Goal: In the listing below, find every line with the string "osobom" and pull it out.

Stored data:
——
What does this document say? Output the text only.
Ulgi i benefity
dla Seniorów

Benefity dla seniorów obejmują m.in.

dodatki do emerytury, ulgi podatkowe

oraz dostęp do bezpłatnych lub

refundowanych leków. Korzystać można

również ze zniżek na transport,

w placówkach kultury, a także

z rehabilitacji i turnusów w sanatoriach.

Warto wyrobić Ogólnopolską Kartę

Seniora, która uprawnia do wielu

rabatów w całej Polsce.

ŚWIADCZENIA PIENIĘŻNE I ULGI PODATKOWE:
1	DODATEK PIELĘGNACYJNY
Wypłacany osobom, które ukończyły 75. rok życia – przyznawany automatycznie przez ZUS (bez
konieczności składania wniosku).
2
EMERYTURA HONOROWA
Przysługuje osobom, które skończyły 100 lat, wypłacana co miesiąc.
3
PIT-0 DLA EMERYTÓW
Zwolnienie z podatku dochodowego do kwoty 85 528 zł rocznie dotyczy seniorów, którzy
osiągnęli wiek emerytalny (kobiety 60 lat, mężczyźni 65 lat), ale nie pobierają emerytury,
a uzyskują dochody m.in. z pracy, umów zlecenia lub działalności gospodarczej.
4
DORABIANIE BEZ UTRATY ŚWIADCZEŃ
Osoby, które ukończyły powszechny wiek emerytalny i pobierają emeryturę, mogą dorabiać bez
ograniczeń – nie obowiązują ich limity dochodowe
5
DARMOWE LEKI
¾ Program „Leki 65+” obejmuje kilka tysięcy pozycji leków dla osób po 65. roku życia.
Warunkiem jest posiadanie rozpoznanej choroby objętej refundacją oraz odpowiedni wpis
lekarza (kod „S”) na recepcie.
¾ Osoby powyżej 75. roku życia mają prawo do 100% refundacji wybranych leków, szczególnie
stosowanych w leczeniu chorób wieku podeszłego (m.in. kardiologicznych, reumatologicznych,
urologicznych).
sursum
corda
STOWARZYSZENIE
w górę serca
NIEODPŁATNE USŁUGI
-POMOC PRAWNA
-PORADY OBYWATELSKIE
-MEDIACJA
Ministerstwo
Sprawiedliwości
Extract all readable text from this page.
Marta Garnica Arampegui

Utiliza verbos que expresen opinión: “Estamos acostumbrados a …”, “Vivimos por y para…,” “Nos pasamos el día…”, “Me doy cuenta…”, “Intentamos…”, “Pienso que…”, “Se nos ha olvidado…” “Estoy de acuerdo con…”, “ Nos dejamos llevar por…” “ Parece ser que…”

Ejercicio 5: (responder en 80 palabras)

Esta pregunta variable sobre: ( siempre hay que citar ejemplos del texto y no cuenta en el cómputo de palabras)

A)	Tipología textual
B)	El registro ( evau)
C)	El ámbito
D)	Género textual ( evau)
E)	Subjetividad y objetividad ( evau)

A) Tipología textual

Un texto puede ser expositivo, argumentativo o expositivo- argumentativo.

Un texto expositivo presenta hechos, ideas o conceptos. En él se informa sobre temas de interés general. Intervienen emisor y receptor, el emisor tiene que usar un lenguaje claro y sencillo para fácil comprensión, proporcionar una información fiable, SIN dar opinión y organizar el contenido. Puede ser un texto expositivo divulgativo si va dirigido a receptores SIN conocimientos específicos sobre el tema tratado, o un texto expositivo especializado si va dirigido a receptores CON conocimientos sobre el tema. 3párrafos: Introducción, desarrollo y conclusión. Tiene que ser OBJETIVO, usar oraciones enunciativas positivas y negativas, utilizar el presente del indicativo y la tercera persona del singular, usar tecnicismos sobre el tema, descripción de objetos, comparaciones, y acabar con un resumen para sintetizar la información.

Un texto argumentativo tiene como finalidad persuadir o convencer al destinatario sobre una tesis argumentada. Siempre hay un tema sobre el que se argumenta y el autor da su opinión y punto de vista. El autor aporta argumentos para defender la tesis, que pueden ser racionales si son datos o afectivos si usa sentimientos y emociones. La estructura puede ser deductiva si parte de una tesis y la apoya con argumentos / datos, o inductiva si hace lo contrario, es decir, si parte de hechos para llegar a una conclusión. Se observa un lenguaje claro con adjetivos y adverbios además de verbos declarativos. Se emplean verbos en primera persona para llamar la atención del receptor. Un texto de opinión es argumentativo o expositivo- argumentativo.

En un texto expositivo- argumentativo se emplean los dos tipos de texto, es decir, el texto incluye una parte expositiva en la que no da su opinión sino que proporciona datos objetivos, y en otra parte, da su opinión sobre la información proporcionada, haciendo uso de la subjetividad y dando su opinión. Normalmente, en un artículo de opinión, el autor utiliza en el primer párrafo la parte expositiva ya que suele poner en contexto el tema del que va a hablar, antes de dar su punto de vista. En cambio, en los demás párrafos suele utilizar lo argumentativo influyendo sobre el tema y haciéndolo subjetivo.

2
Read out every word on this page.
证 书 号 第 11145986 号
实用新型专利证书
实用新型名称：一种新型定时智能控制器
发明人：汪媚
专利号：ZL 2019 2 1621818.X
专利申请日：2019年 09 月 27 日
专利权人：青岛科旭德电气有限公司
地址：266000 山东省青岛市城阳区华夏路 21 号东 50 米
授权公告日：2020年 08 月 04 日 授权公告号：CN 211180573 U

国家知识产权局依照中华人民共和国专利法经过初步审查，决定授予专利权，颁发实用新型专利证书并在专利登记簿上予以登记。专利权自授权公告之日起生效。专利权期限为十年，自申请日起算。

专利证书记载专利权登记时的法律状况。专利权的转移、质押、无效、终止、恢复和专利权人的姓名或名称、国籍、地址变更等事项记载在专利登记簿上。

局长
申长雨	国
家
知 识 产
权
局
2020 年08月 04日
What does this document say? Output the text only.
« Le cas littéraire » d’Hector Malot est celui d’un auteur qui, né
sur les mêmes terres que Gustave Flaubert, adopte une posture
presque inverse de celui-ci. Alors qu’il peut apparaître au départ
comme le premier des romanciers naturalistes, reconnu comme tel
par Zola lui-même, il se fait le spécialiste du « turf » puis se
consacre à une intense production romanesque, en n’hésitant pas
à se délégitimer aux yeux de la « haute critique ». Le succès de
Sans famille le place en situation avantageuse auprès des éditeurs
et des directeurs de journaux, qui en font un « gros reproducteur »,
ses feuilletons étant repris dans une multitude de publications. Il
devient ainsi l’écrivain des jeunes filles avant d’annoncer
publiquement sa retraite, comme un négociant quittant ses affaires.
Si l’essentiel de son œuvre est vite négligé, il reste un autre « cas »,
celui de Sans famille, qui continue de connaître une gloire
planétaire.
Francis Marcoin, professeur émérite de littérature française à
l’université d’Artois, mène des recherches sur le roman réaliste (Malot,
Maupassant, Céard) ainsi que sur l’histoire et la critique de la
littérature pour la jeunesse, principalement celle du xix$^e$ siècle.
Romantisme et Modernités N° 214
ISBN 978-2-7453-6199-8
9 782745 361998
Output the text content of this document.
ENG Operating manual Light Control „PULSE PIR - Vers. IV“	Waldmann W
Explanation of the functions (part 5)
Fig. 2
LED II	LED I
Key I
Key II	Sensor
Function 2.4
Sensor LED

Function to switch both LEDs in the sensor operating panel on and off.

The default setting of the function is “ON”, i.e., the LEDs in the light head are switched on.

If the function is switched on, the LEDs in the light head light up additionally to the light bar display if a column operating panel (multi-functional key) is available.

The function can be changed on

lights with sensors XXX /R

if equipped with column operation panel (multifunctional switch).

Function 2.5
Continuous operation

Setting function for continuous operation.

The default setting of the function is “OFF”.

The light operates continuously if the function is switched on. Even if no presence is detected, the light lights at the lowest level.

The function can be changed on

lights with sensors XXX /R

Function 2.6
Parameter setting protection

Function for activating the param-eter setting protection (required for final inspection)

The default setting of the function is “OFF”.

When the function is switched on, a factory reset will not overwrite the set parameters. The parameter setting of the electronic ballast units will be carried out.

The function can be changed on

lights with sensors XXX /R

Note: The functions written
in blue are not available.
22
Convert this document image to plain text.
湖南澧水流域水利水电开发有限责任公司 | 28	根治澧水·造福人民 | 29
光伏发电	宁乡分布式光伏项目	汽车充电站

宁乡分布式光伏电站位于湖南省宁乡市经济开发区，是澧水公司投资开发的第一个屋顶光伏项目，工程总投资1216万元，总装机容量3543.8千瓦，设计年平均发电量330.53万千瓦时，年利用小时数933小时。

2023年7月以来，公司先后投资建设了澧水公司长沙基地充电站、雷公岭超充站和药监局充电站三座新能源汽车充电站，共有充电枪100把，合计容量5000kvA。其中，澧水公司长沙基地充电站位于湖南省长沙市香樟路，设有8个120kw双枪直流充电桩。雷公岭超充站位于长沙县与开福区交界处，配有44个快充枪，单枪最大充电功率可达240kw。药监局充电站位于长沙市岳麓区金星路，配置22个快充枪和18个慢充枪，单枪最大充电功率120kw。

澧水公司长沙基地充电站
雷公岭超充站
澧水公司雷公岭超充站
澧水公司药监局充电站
——
Result below:
Wypłacany osobom, które ukończyły 75. rok życia – przyznawany automatycznie przez ZUS (bez
Przysługuje osobom, które skończyły 100 lat, wypłacana co miesiąc.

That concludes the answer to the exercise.